-- TEXT EXTRACT --
|---|

The LRT plans for Minnesota will change all that. The Washington Ave segment, much like Campus Drive in College Park, would become a transit mall. The LRT would still share the freeway-esque road with traffic on the West Bank, but that's for purposes of grade separation (and it's a grade separation that already exists, this is not a condition that the LRT creates). LRT will improve the pedestrian realm in Minneapolis, not degrade it.

by Alex B. on May 28, 2010 3:12 pm • linkreport

Give UMD a deadline and if something isnt decided on by that date the lightrail is rerouted around there campus.

This crap has taken to damn long do get a plan for the campus.

by kk on May 28, 2010 3:40 pm • linkreport

kk, if the Purple Line is rerouted around campus, it will fail cost, travel time, and ridership metrics for FTA funding. As Matt said in the piece, blocking the Campus Drive is a move to kill the whole project from Bethesda to New Carollton. That's the most cynical part of the whole storm that the administration is trying to unleash.

by Cavan on May 28, 2010 4:02 pm • linkreport

If you want to give UMD a deadline, then you do it the same way Minnesota's Met Council did - they negotiated with the University, and after they stalled, they threatened to take the easements they needed via eminent domain. That, as it turns out, was a powerful negotiating tactic.

|---|

-- DATA EXTRACT --
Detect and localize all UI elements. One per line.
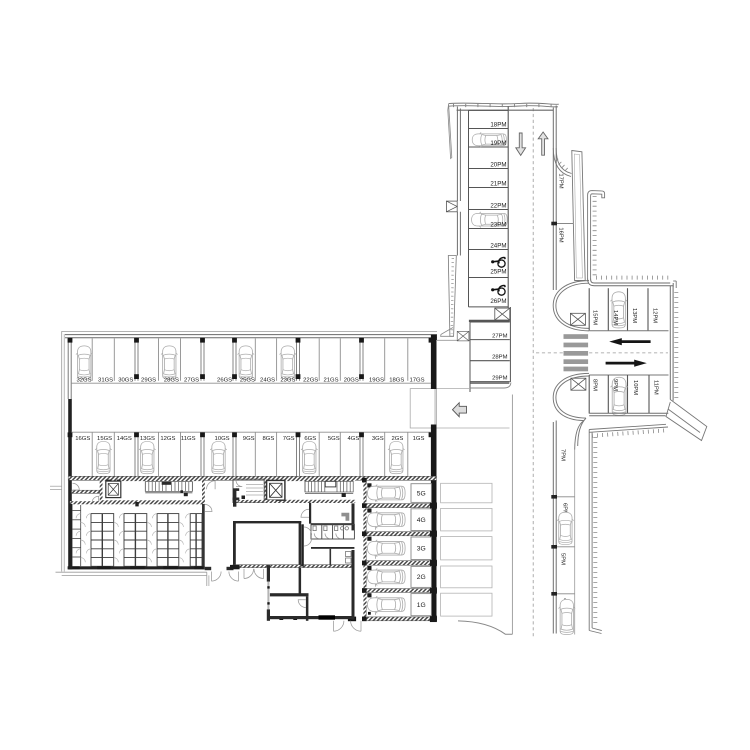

|---|

-- REQUIREMENTS --
a – Answer these from the light rail comment thread:
(i) Which segment in Minneapolis would become a transit mall?
(ii) Which metrics for FTA funding does Cavan say a Purple Line rerouted around campus would fail?
(iii) What did Minnesota's Met Council threaten after the University stalled?
b – Write the next part of the light rail comment thread, starting after its final comment.

-- ANSWERS FOR THIS EXERCISE --
a –
(i) The Washington Ave segment.
(ii) Cost, travel time, and ridership.
(iii) To take the easements it needed through eminent domain.

b –
by Alex B. on May 28, 2010 4:05 pm • linkreport

I'm not exactly sure how a state can eminent domain it's own land.... please enlighten us.

by David Daddio on May 28, 2010 4:34 pm • linkreport

Also, rerouting the Purple Line around campus is exactly what UMD wants. That's what they suggested in the first place.

by David Alpert on May 28, 2010 4:36 pm • linkreport

@David Daddio,

I can't speak to the specifics of the Maryland case, but in the Minnesota case, the land was indeed owned by the University, and the agency in charge (the Metropolitan Council) needed easements for construction and later operation. Governments can use eminent domain against other governments, but they usually work out some amicable agreement, land swap, etc.

It's rare that it has to come to that, and in Minnesota, it did not. But before that happened, you had two public bodies bickering with each other in the news. It was not pretty.

The point, however, is that if the MTA wants to just go ahead and take the land for transit, they can probably do it. UMD's choice then becomes one of either negotiating with MTA to get the best outcome, or getting compensated in court.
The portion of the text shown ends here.